-- START Material shown --

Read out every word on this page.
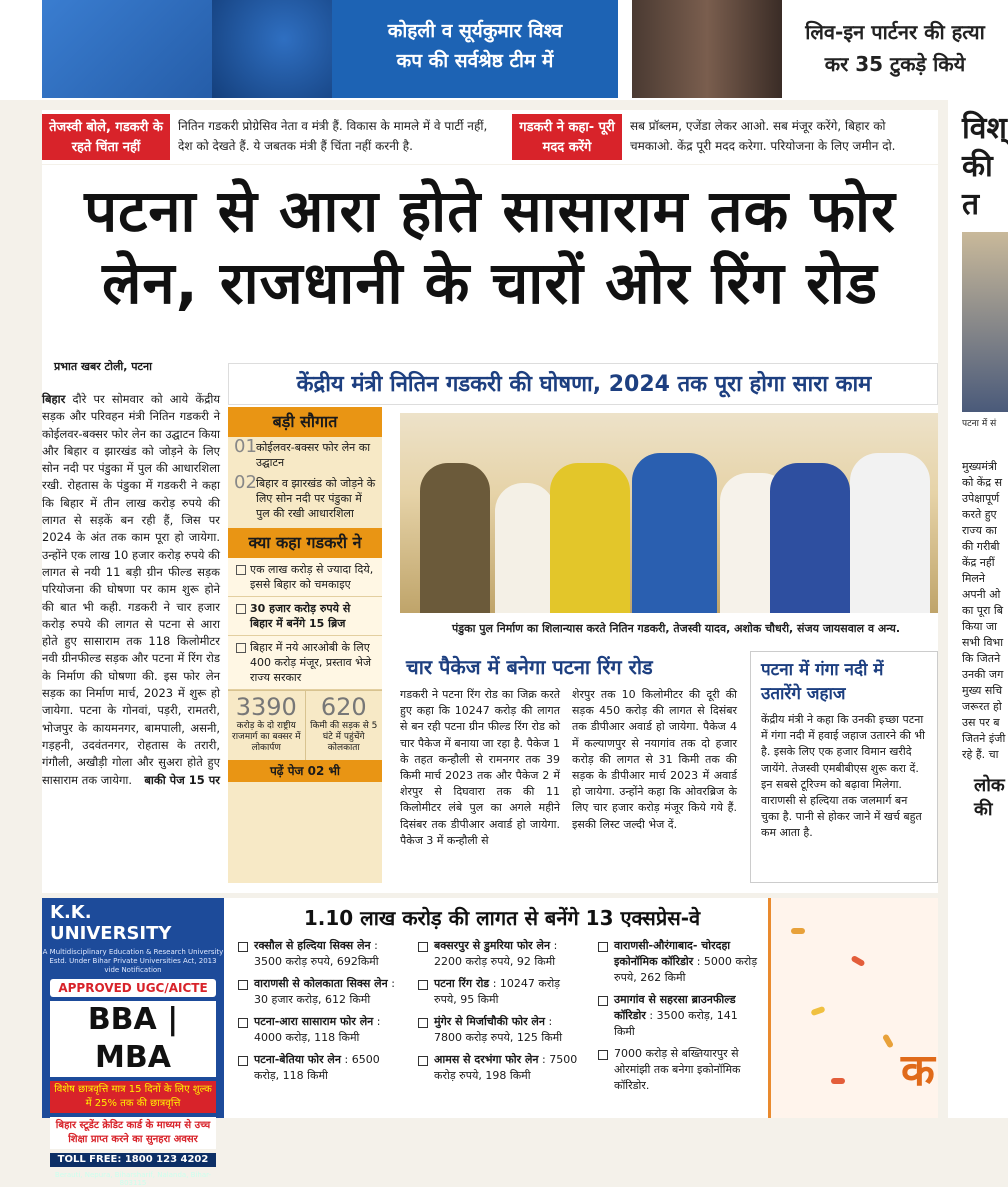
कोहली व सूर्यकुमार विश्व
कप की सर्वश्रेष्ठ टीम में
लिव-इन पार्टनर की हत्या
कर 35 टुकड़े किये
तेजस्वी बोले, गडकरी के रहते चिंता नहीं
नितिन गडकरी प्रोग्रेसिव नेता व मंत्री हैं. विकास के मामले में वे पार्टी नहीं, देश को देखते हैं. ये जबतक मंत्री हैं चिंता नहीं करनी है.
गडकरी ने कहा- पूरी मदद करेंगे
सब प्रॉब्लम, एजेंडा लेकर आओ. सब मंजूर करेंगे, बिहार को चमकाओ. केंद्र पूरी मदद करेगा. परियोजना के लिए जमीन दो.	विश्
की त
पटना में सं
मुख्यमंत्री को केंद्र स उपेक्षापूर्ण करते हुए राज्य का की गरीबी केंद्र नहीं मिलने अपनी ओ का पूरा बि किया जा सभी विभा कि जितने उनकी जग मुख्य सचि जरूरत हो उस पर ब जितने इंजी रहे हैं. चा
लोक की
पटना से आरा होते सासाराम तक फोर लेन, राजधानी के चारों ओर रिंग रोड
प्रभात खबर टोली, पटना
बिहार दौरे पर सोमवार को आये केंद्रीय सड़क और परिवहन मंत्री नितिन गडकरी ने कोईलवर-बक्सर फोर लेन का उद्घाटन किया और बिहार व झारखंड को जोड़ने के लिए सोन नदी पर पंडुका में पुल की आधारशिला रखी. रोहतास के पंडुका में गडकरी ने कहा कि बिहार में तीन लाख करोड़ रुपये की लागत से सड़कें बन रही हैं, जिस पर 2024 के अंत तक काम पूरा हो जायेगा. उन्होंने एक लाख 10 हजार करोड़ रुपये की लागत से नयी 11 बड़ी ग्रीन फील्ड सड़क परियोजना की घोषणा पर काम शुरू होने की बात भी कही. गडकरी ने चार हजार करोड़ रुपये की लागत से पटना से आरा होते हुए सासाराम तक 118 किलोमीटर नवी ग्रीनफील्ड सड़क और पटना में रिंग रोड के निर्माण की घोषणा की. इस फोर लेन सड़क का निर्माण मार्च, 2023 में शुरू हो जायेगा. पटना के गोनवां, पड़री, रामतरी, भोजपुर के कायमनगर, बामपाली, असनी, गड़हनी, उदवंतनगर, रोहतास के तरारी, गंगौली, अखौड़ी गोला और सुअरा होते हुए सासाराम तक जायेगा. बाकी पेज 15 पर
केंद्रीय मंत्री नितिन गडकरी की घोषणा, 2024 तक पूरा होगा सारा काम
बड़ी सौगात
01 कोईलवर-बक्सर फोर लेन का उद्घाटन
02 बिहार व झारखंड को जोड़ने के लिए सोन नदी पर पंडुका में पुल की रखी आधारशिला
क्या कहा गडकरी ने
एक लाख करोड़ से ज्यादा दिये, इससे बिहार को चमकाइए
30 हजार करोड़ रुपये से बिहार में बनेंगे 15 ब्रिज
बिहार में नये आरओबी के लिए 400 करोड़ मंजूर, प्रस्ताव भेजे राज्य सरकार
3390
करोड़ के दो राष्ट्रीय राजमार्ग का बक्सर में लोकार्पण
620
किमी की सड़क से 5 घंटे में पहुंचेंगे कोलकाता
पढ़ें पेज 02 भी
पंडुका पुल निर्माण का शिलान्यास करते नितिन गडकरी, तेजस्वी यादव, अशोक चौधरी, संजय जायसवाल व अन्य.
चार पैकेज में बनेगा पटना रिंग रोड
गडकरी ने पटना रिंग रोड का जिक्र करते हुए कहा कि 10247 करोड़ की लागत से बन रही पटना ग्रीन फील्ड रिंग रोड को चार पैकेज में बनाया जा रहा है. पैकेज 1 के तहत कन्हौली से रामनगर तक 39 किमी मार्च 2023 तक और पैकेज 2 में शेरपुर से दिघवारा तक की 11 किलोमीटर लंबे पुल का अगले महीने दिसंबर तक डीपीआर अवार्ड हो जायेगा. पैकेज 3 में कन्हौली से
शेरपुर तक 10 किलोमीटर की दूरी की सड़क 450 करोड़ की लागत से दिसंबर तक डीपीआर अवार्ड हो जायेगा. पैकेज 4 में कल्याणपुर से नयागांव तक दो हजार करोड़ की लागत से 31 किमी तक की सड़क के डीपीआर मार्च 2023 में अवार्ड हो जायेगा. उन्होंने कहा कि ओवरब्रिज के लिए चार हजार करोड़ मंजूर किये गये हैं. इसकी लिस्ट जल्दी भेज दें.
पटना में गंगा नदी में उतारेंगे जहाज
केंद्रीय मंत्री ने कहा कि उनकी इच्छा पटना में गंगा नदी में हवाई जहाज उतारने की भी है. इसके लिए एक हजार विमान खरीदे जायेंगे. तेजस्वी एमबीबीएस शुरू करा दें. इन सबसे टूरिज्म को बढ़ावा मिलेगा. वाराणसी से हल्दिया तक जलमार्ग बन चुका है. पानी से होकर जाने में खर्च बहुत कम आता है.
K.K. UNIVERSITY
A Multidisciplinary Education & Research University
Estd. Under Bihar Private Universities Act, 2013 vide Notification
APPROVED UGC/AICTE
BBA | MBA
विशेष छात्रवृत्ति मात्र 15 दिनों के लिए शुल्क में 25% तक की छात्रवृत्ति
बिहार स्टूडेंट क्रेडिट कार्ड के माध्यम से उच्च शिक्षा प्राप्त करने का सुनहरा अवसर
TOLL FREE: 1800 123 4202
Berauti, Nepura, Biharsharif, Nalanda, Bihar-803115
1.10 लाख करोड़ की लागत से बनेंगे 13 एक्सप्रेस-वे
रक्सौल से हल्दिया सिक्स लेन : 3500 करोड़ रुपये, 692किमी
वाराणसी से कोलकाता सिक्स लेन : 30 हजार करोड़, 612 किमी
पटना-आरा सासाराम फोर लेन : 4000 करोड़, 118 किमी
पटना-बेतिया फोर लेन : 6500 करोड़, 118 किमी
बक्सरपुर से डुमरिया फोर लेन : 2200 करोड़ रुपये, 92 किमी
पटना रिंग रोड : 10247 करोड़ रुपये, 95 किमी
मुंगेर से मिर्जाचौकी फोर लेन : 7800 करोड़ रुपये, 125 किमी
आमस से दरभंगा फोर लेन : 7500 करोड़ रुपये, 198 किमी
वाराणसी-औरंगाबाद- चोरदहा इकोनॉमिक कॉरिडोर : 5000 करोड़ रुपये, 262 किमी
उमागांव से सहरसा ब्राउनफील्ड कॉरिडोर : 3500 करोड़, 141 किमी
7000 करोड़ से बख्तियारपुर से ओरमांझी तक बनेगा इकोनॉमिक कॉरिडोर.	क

-- END Material shown --

- **Short problem**: Above are the records. Identify each line that contains the word "Bihar".

- **Final answer**:
Estd. Under Bihar Private Universities Act, 2013 vide Notification
Berauti, Nepura, Biharsharif, Nalanda, Bihar-803115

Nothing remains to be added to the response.